--- TASK DETAILS ---
Transcribe the entries below exactly.

--- DATASET ROWS ---
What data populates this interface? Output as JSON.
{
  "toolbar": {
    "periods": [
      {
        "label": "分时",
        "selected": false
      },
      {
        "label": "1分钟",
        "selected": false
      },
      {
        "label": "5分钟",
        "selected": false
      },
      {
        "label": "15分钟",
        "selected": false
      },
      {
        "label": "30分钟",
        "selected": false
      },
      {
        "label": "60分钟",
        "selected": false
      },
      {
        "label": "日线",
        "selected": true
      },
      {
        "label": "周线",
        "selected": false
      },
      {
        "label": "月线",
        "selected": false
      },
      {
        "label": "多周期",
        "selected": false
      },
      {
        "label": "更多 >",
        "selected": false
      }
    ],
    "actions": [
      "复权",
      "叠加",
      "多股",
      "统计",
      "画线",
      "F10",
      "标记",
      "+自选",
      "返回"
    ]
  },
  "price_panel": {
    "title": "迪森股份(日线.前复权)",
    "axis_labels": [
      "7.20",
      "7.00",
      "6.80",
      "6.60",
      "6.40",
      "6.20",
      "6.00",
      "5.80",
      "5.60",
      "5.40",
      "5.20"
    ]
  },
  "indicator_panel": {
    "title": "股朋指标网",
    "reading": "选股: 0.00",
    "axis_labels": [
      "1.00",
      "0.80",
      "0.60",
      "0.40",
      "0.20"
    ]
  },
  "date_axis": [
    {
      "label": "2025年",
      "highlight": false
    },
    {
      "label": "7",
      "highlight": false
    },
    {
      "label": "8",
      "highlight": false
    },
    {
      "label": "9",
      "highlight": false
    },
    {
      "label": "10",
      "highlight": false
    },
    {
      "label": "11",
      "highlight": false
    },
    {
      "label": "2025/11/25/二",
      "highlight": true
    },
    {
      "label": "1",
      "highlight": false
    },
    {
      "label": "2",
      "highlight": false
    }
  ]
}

--- SOLUTION TO THE PROBLEM ---
What data populates this interface? Output as JSON.
{
  "toolbar": {
    "periods": [
      {
        "label": "分时",
        "selected": false
      },
      {
        "label": "1分钟",
        "selected": false
      },
      {
        "label": "5分钟",
        "selected": false
      },
      {
        "label": "15分钟",
        "selected": false
      },
      {
        "label": "30分钟",
        "selected": false
      },
      {
        "label": "60分钟",
        "selected": false
      },
      {
        "label": "日线",
        "selected": true
      },
      {
        "label": "周线",
        "selected": false
      },
      {
        "label": "月线",
        "selected": false
      },
      {
        "label": "多周期",
        "selected": false
      },
      {
        "label": "更多 >",
        "selected": false
      }
    ],
    "actions": [
      "复权",
      "叠加",
      "多股",
      "统计",
      "画线",
      "F10",
      "标记",
      "+自选",
      "返回"
    ]
  },
  "price_panel": {
    "title": "迪森股份(日线.前复权)",
    "axis_labels": [
      "7.20",
      "7.00",
      "6.80",
      "6.60",
      "6.40",
      "6.20",
      "6.00",
      "5.80",
      "5.60",
      "5.40",
      "5.20"
    ]
  },
  "indicator_panel": {
    "title": "股朋指标网",
    "reading": "选股: 0.00",
    "axis_labels": [
      "1.00",
      "0.80",
      "0.60",
      "0.40",
      "0.20"
    ]
  },
  "date_axis": [
    {
      "label": "2025年",
      "highlight": false
    },
    {
      "label": "7",
      "highlight": false
    },
    {
      "label": "8",
      "highlight": false
    },
    {
      "label": "9",
      "highlight": false
    },
    {
      "label": "10",
      "highlight": false
    },
    {
      "label": "11",
      "highlight": false
    },
    {
      "label": "2025/11/25/二",
      "highlight": true
    },
    {
      "label": "1",
      "highlight": false
    },
    {
      "label": "2",
      "highlight": false
    }
  ]
}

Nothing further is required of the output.